▸ What to work on
Write out, word for word, every line from the one containing "What text is on this page?" through the last line of the records below, both ends included.

▸ Entries shown
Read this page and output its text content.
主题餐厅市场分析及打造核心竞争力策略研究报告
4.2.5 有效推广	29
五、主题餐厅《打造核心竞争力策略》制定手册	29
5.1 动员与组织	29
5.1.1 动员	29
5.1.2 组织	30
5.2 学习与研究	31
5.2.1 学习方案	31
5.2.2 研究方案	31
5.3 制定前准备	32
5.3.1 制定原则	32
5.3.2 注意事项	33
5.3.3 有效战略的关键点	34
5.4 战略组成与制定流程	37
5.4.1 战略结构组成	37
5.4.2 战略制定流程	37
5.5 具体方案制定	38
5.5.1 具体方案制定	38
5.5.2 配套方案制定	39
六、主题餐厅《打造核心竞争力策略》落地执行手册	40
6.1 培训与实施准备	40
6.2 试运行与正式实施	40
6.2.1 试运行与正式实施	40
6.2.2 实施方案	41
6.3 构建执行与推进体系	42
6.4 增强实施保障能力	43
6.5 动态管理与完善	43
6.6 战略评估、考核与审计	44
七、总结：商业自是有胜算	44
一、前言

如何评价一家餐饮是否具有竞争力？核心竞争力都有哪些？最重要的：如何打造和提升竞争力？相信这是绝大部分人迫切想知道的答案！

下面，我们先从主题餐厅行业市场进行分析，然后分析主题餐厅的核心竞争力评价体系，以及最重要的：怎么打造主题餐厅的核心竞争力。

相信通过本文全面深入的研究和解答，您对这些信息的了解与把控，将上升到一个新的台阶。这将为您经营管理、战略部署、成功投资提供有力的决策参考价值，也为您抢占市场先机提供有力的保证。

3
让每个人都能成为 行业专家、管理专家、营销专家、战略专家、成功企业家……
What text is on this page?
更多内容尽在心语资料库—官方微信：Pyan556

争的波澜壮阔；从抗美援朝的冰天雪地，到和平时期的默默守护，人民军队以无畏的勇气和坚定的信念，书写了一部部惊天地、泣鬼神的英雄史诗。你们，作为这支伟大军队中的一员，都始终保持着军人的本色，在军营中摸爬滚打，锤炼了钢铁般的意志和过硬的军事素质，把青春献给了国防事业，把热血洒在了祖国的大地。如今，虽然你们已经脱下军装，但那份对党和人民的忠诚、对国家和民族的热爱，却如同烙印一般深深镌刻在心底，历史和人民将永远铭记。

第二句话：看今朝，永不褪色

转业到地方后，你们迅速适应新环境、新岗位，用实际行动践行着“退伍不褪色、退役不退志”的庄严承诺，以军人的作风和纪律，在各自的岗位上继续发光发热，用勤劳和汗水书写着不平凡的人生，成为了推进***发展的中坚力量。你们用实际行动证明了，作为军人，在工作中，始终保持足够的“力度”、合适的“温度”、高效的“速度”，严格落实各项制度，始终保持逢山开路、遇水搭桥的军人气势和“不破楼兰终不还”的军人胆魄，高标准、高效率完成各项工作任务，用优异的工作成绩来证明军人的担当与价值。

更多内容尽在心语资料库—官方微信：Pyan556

▸ Exercise response
What text is on this page?
更多内容尽在心语资料库—官方微信：Pyan556

争的波澜壮阔；从抗美援朝的冰天雪地，到和平时期的默默守护，人民军队以无畏的勇气和坚定的信念，书写了一部部惊天地、泣鬼神的英雄史诗。你们，作为这支伟大军队中的一员，都始终保持着军人的本色，在军营中摸爬滚打，锤炼了钢铁般的意志和过硬的军事素质，把青春献给了国防事业，把热血洒在了祖国的大地。如今，虽然你们已经脱下军装，但那份对党和人民的忠诚、对国家和民族的热爱，却如同烙印一般深深镌刻在心底，历史和人民将永远铭记。

第二句话：看今朝，永不褪色

转业到地方后，你们迅速适应新环境、新岗位，用实际行动践行着“退伍不褪色、退役不退志”的庄严承诺，以军人的作风和纪律，在各自的岗位上继续发光发热，用勤劳和汗水书写着不平凡的人生，成为了推进***发展的中坚力量。你们用实际行动证明了，作为军人，在工作中，始终保持足够的“力度”、合适的“温度”、高效的“速度”，严格落实各项制度，始终保持逢山开路、遇水搭桥的军人气势和“不破楼兰终不还”的军人胆魄，高标准、高效率完成各项工作任务，用优异的工作成绩来证明军人的担当与价值。

更多内容尽在心语资料库—官方微信：Pyan556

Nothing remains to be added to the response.